Stored data entries:
══════════════════════════════
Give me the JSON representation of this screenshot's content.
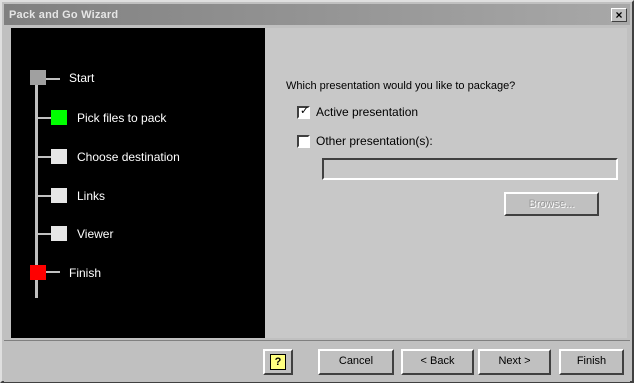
{
  "window": {
    "title": "Pack and Go Wizard",
    "close_label": "×"
  },
  "steps": [
    {
      "label": "Start",
      "color": "#a0a0a0",
      "state": "done"
    },
    {
      "label": "Pick files to pack",
      "color": "#00ff00",
      "state": "current"
    },
    {
      "label": "Choose destination",
      "color": "#e6e6e6",
      "state": "pending"
    },
    {
      "label": "Links",
      "color": "#e6e6e6",
      "state": "pending"
    },
    {
      "label": "Viewer",
      "color": "#e6e6e6",
      "state": "pending"
    },
    {
      "label": "Finish",
      "color": "#ff0000",
      "state": "end"
    }
  ],
  "content": {
    "question": "Which presentation would you like to package?",
    "option_active": {
      "label": "Active presentation",
      "checked": true,
      "checkmark": "✓"
    },
    "option_other": {
      "label": "Other presentation(s):",
      "checked": false,
      "checkmark": ""
    },
    "path_value": "",
    "browse_label": "Browse..."
  },
  "buttons": {
    "help_glyph": "?",
    "cancel": "Cancel",
    "back": "< Back",
    "next": "Next >",
    "finish": "Finish"
  }
}
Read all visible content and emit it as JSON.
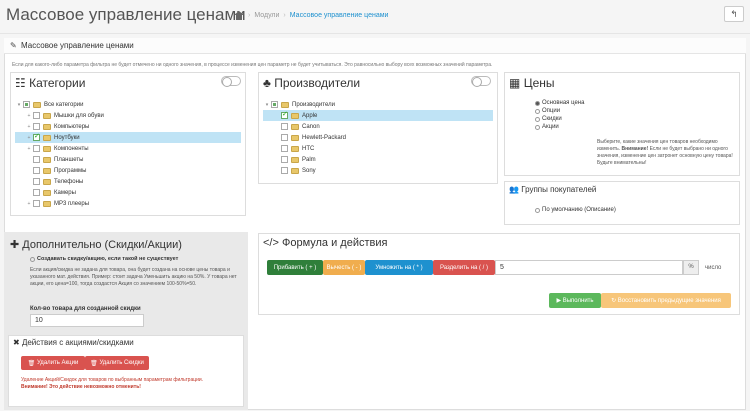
{
  "header": {
    "title": "Массовое управление ценами",
    "breadcrumb": [
      "Модули",
      "Массовое управление ценами"
    ],
    "back_icon": "↰"
  },
  "panel": {
    "title": "Массовое управление ценами",
    "note": "Если для какого-либо параметра фильтра не будет отмечено ни одного значения, в процессе изменения цен параметр не будет учитываться. Это равносильно выбору всех возможных значений параметра."
  },
  "categories": {
    "title": "Категории",
    "items": [
      {
        "label": "Все категории",
        "level": 0,
        "exp": "▾",
        "checked": "semi",
        "selected": false
      },
      {
        "label": "Мышки для обуви",
        "level": 1,
        "exp": "+",
        "checked": "no",
        "selected": false
      },
      {
        "label": "Компьютеры",
        "level": 1,
        "exp": "+",
        "checked": "no",
        "selected": false
      },
      {
        "label": "Ноутбуки",
        "level": 1,
        "exp": "+",
        "checked": "yes",
        "selected": true
      },
      {
        "label": "Компоненты",
        "level": 1,
        "exp": "+",
        "checked": "no",
        "selected": false
      },
      {
        "label": "Планшеты",
        "level": 1,
        "exp": "",
        "checked": "no",
        "selected": false
      },
      {
        "label": "Программы",
        "level": 1,
        "exp": "",
        "checked": "no",
        "selected": false
      },
      {
        "label": "Телефоны",
        "level": 1,
        "exp": "",
        "checked": "no",
        "selected": false
      },
      {
        "label": "Камеры",
        "level": 1,
        "exp": "",
        "checked": "no",
        "selected": false
      },
      {
        "label": "MP3 плееры",
        "level": 1,
        "exp": "+",
        "checked": "no",
        "selected": false
      }
    ]
  },
  "manufacturers": {
    "title": "Производители",
    "items": [
      {
        "label": "Производители",
        "level": 0,
        "exp": "▾",
        "checked": "semi",
        "selected": false
      },
      {
        "label": "Apple",
        "level": 1,
        "exp": "",
        "checked": "yes",
        "selected": true
      },
      {
        "label": "Canon",
        "level": 1,
        "exp": "",
        "checked": "no",
        "selected": false
      },
      {
        "label": "Hewlett-Packard",
        "level": 1,
        "exp": "",
        "checked": "no",
        "selected": false
      },
      {
        "label": "HTC",
        "level": 1,
        "exp": "",
        "checked": "no",
        "selected": false
      },
      {
        "label": "Palm",
        "level": 1,
        "exp": "",
        "checked": "no",
        "selected": false
      },
      {
        "label": "Sony",
        "level": 1,
        "exp": "",
        "checked": "no",
        "selected": false
      }
    ]
  },
  "prices": {
    "title": "Цены",
    "options": [
      {
        "label": "Основная цена",
        "checked": true
      },
      {
        "label": "Опции",
        "checked": false
      },
      {
        "label": "Скидки",
        "checked": false
      },
      {
        "label": "Акции",
        "checked": false
      }
    ],
    "hint_1": "Выберите, какие значения цен товаров необходимо изменить. ",
    "hint_bold": "Внимание!",
    "hint_2": "Если не будет выбрано ни одного значения, изменение цен затронет основную цену товара! Будьте внимательны!"
  },
  "groups": {
    "title": "Группы покупателей",
    "option": "По умолчанию (Описание)"
  },
  "extra": {
    "title": "Дополнительно (Скидки/Акции)",
    "create_label": "Создавать скидку/акцию, если такой не существует",
    "description": "Если акция/скидка не задана для товара, она будет создана на основе цены товара и указанного мат. действия. Пример: стоит задача Уменьшить акцию на 50%. У товара нет акции, его цена=100, тогда создастся Акция со значением 100-50%=50.",
    "qty_label": "Кол-во товара для созданной скидки",
    "qty_value": "10"
  },
  "actions": {
    "title": "Действия с акциями/скидками",
    "delete_special": "Удалить Акции",
    "delete_discount": "Удалить Скидки",
    "warn_1": "Удаление Акций/Скидок для товаров по выбранным параметрам фильтрации.",
    "warn_2": "Внимание! Это действие невозможно отменить!"
  },
  "formula": {
    "title": "Формула и действия",
    "add": "Прибавить ( + )",
    "subtract": "Вычесть ( - )",
    "multiply": "Умножить на ( * )",
    "divide": "Разделить на ( / )",
    "value": "5",
    "percent": "%",
    "number": "число",
    "execute": "Выполнить",
    "restore": "Восстановить предыдущие значения"
  },
  "colors": {
    "accent": "#1e91cf",
    "add": "#2f7f3a",
    "subtract": "#f0ad4e",
    "multiply": "#1e91cf",
    "divide": "#d9534f",
    "execute": "#5cb85c",
    "restore": "#f7c67a"
  }
}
══════════════════════════════
Objective: Write out all the entries word for word, but skip any images.

Complete answer:
Give me the JSON representation of this screenshot's content.
{
  "window": {
    "title": "Pack and Go Wizard",
    "close_label": "×"
  },
  "steps": [
    {
      "label": "Start",
      "color": "#a0a0a0",
      "state": "done"
    },
    {
      "label": "Pick files to pack",
      "color": "#00ff00",
      "state": "current"
    },
    {
      "label": "Choose destination",
      "color": "#e6e6e6",
      "state": "pending"
    },
    {
      "label": "Links",
      "color": "#e6e6e6",
      "state": "pending"
    },
    {
      "label": "Viewer",
      "color": "#e6e6e6",
      "state": "pending"
    },
    {
      "label": "Finish",
      "color": "#ff0000",
      "state": "end"
    }
  ],
  "content": {
    "question": "Which presentation would you like to package?",
    "option_active": {
      "label": "Active presentation",
      "checked": true,
      "checkmark": "✓"
    },
    "option_other": {
      "label": "Other presentation(s):",
      "checked": false,
      "checkmark": ""
    },
    "path_value": "",
    "browse_label": "Browse..."
  },
  "buttons": {
    "help_glyph": "?",
    "cancel": "Cancel",
    "back": "< Back",
    "next": "Next >",
    "finish": "Finish"
  }
}
Read all visible content and emit it as JSON.
{
  "header": {
    "title": "Массовое управление ценами",
    "breadcrumb": [
      "Модули",
      "Массовое управление ценами"
    ],
    "back_icon": "↰"
  },
  "panel": {
    "title": "Массовое управление ценами",
    "note": "Если для какого-либо параметра фильтра не будет отмечено ни одного значения, в процессе изменения цен параметр не будет учитываться. Это равносильно выбору всех возможных значений параметра."
  },
  "categories": {
    "title": "Категории",
    "items": [
      {
        "label": "Все категории",
        "level": 0,
        "exp": "▾",
        "checked": "semi",
        "selected": false
      },
      {
        "label": "Мышки для обуви",
        "level": 1,
        "exp": "+",
        "checked": "no",
        "selected": false
      },
      {
        "label": "Компьютеры",
        "level": 1,
        "exp": "+",
        "checked": "no",
        "selected": false
      },
      {
        "label": "Ноутбуки",
        "level": 1,
        "exp": "+",
        "checked": "yes",
        "selected": true
      },
      {
        "label": "Компоненты",
        "level": 1,
        "exp": "+",
        "checked": "no",
        "selected": false
      },
      {
        "label": "Планшеты",
        "level": 1,
        "exp": "",
        "checked": "no",
        "selected": false
      },
      {
        "label": "Программы",
        "level": 1,
        "exp": "",
        "checked": "no",
        "selected": false
      },
      {
        "label": "Телефоны",
        "level": 1,
        "exp": "",
        "checked": "no",
        "selected": false
      },
      {
        "label": "Камеры",
        "level": 1,
        "exp": "",
        "checked": "no",
        "selected": false
      },
      {
        "label": "MP3 плееры",
        "level": 1,
        "exp": "+",
        "checked": "no",
        "selected": false
      }
    ]
  },
  "manufacturers": {
    "title": "Производители",
    "items": [
      {
        "label": "Производители",
        "level": 0,
        "exp": "▾",
        "checked": "semi",
        "selected": false
      },
      {
        "label": "Apple",
        "level": 1,
        "exp": "",
        "checked": "yes",
        "selected": true
      },
      {
        "label": "Canon",
        "level": 1,
        "exp": "",
        "checked": "no",
        "selected": false
      },
      {
        "label": "Hewlett-Packard",
        "level": 1,
        "exp": "",
        "checked": "no",
        "selected": false
      },
      {
        "label": "HTC",
        "level": 1,
        "exp": "",
        "checked": "no",
        "selected": false
      },
      {
        "label": "Palm",
        "level": 1,
        "exp": "",
        "checked": "no",
        "selected": false
      },
      {
        "label": "Sony",
        "level": 1,
        "exp": "",
        "checked": "no",
        "selected": false
      }
    ]
  },
  "prices": {
    "title": "Цены",
    "options": [
      {
        "label": "Основная цена",
        "checked": true
      },
      {
        "label": "Опции",
        "checked": false
      },
      {
        "label": "Скидки",
        "checked": false
      },
      {
        "label": "Акции",
        "checked": false
      }
    ],
    "hint_1": "Выберите, какие значения цен товаров необходимо изменить. ",
    "hint_bold": "Внимание!",
    "hint_2": "Если не будет выбрано ни одного значения, изменение цен затронет основную цену товара! Будьте внимательны!"
  },
  "groups": {
    "title": "Группы покупателей",
    "option": "По умолчанию (Описание)"
  },
  "extra": {
    "title": "Дополнительно (Скидки/Акции)",
    "create_label": "Создавать скидку/акцию, если такой не существует",
    "description": "Если акция/скидка не задана для товара, она будет создана на основе цены товара и указанного мат. действия. Пример: стоит задача Уменьшить акцию на 50%. У товара нет акции, его цена=100, тогда создастся Акция со значением 100-50%=50.",
    "qty_label": "Кол-во товара для созданной скидки",
    "qty_value": "10"
  },
  "actions": {
    "title": "Действия с акциями/скидками",
    "delete_special": "Удалить Акции",
    "delete_discount": "Удалить Скидки",
    "warn_1": "Удаление Акций/Скидок для товаров по выбранным параметрам фильтрации.",
    "warn_2": "Внимание! Это действие невозможно отменить!"
  },
  "formula": {
    "title": "Формула и действия",
    "add": "Прибавить ( + )",
    "subtract": "Вычесть ( - )",
    "multiply": "Умножить на ( * )",
    "divide": "Разделить на ( / )",
    "value": "5",
    "percent": "%",
    "number": "число",
    "execute": "Выполнить",
    "restore": "Восстановить предыдущие значения"
  },
  "colors": {
    "accent": "#1e91cf",
    "add": "#2f7f3a",
    "subtract": "#f0ad4e",
    "multiply": "#1e91cf",
    "divide": "#d9534f",
    "execute": "#5cb85c",
    "restore": "#f7c67a"
  }
}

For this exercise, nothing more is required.